--- BEGIN Data supplied ---
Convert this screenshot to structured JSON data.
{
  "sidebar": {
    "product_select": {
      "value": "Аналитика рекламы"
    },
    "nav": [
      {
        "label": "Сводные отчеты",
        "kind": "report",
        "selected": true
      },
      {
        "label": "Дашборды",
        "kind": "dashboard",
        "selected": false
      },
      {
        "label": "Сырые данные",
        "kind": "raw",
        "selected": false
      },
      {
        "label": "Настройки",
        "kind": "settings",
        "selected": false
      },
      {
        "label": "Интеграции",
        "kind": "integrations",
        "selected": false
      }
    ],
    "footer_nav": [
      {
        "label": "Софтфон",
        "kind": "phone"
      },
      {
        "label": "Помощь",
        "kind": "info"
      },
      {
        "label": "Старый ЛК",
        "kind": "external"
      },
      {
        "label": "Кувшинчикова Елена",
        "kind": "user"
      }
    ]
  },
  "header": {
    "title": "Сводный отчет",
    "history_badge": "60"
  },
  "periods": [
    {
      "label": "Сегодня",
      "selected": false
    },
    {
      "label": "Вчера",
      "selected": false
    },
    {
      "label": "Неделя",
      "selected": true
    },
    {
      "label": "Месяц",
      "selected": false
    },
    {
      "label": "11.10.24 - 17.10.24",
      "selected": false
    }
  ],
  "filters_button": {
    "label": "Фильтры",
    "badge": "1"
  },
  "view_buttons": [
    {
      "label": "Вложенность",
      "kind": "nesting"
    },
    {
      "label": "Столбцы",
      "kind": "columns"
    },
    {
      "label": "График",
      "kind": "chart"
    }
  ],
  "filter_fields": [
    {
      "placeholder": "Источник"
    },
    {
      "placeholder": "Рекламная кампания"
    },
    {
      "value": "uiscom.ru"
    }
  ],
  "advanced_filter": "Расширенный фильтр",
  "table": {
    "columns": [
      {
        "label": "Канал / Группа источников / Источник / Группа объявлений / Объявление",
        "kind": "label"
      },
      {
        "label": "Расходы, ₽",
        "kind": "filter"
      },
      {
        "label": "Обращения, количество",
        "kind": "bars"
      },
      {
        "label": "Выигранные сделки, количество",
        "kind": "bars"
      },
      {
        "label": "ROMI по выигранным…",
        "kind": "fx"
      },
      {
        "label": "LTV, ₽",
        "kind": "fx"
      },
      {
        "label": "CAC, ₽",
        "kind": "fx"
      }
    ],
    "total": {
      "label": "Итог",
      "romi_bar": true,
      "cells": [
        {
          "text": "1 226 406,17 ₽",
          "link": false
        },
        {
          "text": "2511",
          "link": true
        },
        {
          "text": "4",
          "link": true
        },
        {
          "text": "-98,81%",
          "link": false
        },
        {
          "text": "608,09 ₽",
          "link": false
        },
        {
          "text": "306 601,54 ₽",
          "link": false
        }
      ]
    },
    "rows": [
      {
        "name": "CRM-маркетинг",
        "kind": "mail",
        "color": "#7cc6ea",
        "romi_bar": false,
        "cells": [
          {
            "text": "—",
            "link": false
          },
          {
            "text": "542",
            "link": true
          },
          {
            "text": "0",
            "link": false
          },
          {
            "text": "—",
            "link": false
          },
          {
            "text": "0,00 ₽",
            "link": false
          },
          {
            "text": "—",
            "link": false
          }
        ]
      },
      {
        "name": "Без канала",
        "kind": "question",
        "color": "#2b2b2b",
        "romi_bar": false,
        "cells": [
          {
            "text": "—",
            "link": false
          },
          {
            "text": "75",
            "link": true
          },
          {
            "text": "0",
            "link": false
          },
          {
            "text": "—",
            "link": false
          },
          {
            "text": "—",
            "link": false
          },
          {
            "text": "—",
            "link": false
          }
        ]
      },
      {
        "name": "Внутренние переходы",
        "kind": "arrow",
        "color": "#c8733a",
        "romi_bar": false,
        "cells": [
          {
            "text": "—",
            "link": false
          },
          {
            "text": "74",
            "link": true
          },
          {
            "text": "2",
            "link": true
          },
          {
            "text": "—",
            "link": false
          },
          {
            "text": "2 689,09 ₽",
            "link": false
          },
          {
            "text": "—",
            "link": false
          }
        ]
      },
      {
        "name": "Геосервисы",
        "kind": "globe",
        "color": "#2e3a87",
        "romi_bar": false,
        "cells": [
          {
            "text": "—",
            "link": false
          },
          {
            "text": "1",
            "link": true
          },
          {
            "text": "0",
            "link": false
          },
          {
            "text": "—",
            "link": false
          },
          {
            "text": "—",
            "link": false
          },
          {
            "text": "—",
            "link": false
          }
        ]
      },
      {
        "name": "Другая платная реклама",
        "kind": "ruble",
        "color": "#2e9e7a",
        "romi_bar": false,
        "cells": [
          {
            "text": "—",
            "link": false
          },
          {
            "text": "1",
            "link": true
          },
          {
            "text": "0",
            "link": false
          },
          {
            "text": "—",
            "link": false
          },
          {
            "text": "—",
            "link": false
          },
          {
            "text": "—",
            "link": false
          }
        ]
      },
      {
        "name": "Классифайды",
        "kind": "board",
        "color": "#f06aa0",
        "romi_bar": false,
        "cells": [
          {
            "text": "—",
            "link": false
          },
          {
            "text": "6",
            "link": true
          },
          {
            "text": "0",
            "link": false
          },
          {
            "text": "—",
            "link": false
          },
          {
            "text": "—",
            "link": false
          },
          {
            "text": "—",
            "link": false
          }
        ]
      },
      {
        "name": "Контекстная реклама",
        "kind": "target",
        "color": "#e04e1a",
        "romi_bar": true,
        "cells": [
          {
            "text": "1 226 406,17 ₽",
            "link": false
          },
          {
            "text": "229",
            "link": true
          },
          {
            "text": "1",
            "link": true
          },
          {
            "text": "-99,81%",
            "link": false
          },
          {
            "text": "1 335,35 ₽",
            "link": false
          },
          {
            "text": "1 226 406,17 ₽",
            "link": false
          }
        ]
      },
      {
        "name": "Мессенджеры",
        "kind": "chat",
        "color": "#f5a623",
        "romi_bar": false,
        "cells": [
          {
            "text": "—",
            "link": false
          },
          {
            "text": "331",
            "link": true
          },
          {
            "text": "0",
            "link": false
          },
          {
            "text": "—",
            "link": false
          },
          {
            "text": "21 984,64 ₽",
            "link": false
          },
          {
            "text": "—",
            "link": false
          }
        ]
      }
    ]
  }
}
--- END Data supplied ---
* Requirement *
Using the material above, print every entry exactly as written.

* Task answer *
Convert this screenshot to structured JSON data.
{
  "sidebar": {
    "product_select": {
      "value": "Аналитика рекламы"
    },
    "nav": [
      {
        "label": "Сводные отчеты",
        "kind": "report",
        "selected": true
      },
      {
        "label": "Дашборды",
        "kind": "dashboard",
        "selected": false
      },
      {
        "label": "Сырые данные",
        "kind": "raw",
        "selected": false
      },
      {
        "label": "Настройки",
        "kind": "settings",
        "selected": false
      },
      {
        "label": "Интеграции",
        "kind": "integrations",
        "selected": false
      }
    ],
    "footer_nav": [
      {
        "label": "Софтфон",
        "kind": "phone"
      },
      {
        "label": "Помощь",
        "kind": "info"
      },
      {
        "label": "Старый ЛК",
        "kind": "external"
      },
      {
        "label": "Кувшинчикова Елена",
        "kind": "user"
      }
    ]
  },
  "header": {
    "title": "Сводный отчет",
    "history_badge": "60"
  },
  "periods": [
    {
      "label": "Сегодня",
      "selected": false
    },
    {
      "label": "Вчера",
      "selected": false
    },
    {
      "label": "Неделя",
      "selected": true
    },
    {
      "label": "Месяц",
      "selected": false
    },
    {
      "label": "11.10.24 - 17.10.24",
      "selected": false
    }
  ],
  "filters_button": {
    "label": "Фильтры",
    "badge": "1"
  },
  "view_buttons": [
    {
      "label": "Вложенность",
      "kind": "nesting"
    },
    {
      "label": "Столбцы",
      "kind": "columns"
    },
    {
      "label": "График",
      "kind": "chart"
    }
  ],
  "filter_fields": [
    {
      "placeholder": "Источник"
    },
    {
      "placeholder": "Рекламная кампания"
    },
    {
      "value": "uiscom.ru"
    }
  ],
  "advanced_filter": "Расширенный фильтр",
  "table": {
    "columns": [
      {
        "label": "Канал / Группа источников / Источник / Группа объявлений / Объявление",
        "kind": "label"
      },
      {
        "label": "Расходы, ₽",
        "kind": "filter"
      },
      {
        "label": "Обращения, количество",
        "kind": "bars"
      },
      {
        "label": "Выигранные сделки, количество",
        "kind": "bars"
      },
      {
        "label": "ROMI по выигранным…",
        "kind": "fx"
      },
      {
        "label": "LTV, ₽",
        "kind": "fx"
      },
      {
        "label": "CAC, ₽",
        "kind": "fx"
      }
    ],
    "total": {
      "label": "Итог",
      "romi_bar": true,
      "cells": [
        {
          "text": "1 226 406,17 ₽",
          "link": false
        },
        {
          "text": "2511",
          "link": true
        },
        {
          "text": "4",
          "link": true
        },
        {
          "text": "-98,81%",
          "link": false
        },
        {
          "text": "608,09 ₽",
          "link": false
        },
        {
          "text": "306 601,54 ₽",
          "link": false
        }
      ]
    },
    "rows": [
      {
        "name": "CRM-маркетинг",
        "kind": "mail",
        "color": "#7cc6ea",
        "romi_bar": false,
        "cells": [
          {
            "text": "—",
            "link": false
          },
          {
            "text": "542",
            "link": true
          },
          {
            "text": "0",
            "link": false
          },
          {
            "text": "—",
            "link": false
          },
          {
            "text": "0,00 ₽",
            "link": false
          },
          {
            "text": "—",
            "link": false
          }
        ]
      },
      {
        "name": "Без канала",
        "kind": "question",
        "color": "#2b2b2b",
        "romi_bar": false,
        "cells": [
          {
            "text": "—",
            "link": false
          },
          {
            "text": "75",
            "link": true
          },
          {
            "text": "0",
            "link": false
          },
          {
            "text": "—",
            "link": false
          },
          {
            "text": "—",
            "link": false
          },
          {
            "text": "—",
            "link": false
          }
        ]
      },
      {
        "name": "Внутренние переходы",
        "kind": "arrow",
        "color": "#c8733a",
        "romi_bar": false,
        "cells": [
          {
            "text": "—",
            "link": false
          },
          {
            "text": "74",
            "link": true
          },
          {
            "text": "2",
            "link": true
          },
          {
            "text": "—",
            "link": false
          },
          {
            "text": "2 689,09 ₽",
            "link": false
          },
          {
            "text": "—",
            "link": false
          }
        ]
      },
      {
        "name": "Геосервисы",
        "kind": "globe",
        "color": "#2e3a87",
        "romi_bar": false,
        "cells": [
          {
            "text": "—",
            "link": false
          },
          {
            "text": "1",
            "link": true
          },
          {
            "text": "0",
            "link": false
          },
          {
            "text": "—",
            "link": false
          },
          {
            "text": "—",
            "link": false
          },
          {
            "text": "—",
            "link": false
          }
        ]
      },
      {
        "name": "Другая платная реклама",
        "kind": "ruble",
        "color": "#2e9e7a",
        "romi_bar": false,
        "cells": [
          {
            "text": "—",
            "link": false
          },
          {
            "text": "1",
            "link": true
          },
          {
            "text": "0",
            "link": false
          },
          {
            "text": "—",
            "link": false
          },
          {
            "text": "—",
            "link": false
          },
          {
            "text": "—",
            "link": false
          }
        ]
      },
      {
        "name": "Классифайды",
        "kind": "board",
        "color": "#f06aa0",
        "romi_bar": false,
        "cells": [
          {
            "text": "—",
            "link": false
          },
          {
            "text": "6",
            "link": true
          },
          {
            "text": "0",
            "link": false
          },
          {
            "text": "—",
            "link": false
          },
          {
            "text": "—",
            "link": false
          },
          {
            "text": "—",
            "link": false
          }
        ]
      },
      {
        "name": "Контекстная реклама",
        "kind": "target",
        "color": "#e04e1a",
        "romi_bar": true,
        "cells": [
          {
            "text": "1 226 406,17 ₽",
            "link": false
          },
          {
            "text": "229",
            "link": true
          },
          {
            "text": "1",
            "link": true
          },
          {
            "text": "-99,81%",
            "link": false
          },
          {
            "text": "1 335,35 ₽",
            "link": false
          },
          {
            "text": "1 226 406,17 ₽",
            "link": false
          }
        ]
      },
      {
        "name": "Мессенджеры",
        "kind": "chat",
        "color": "#f5a623",
        "romi_bar": false,
        "cells": [
          {
            "text": "—",
            "link": false
          },
          {
            "text": "331",
            "link": true
          },
          {
            "text": "0",
            "link": false
          },
          {
            "text": "—",
            "link": false
          },
          {
            "text": "21 984,64 ₽",
            "link": false
          },
          {
            "text": "—",
            "link": false
          }
        ]
      }
    ]
  }
}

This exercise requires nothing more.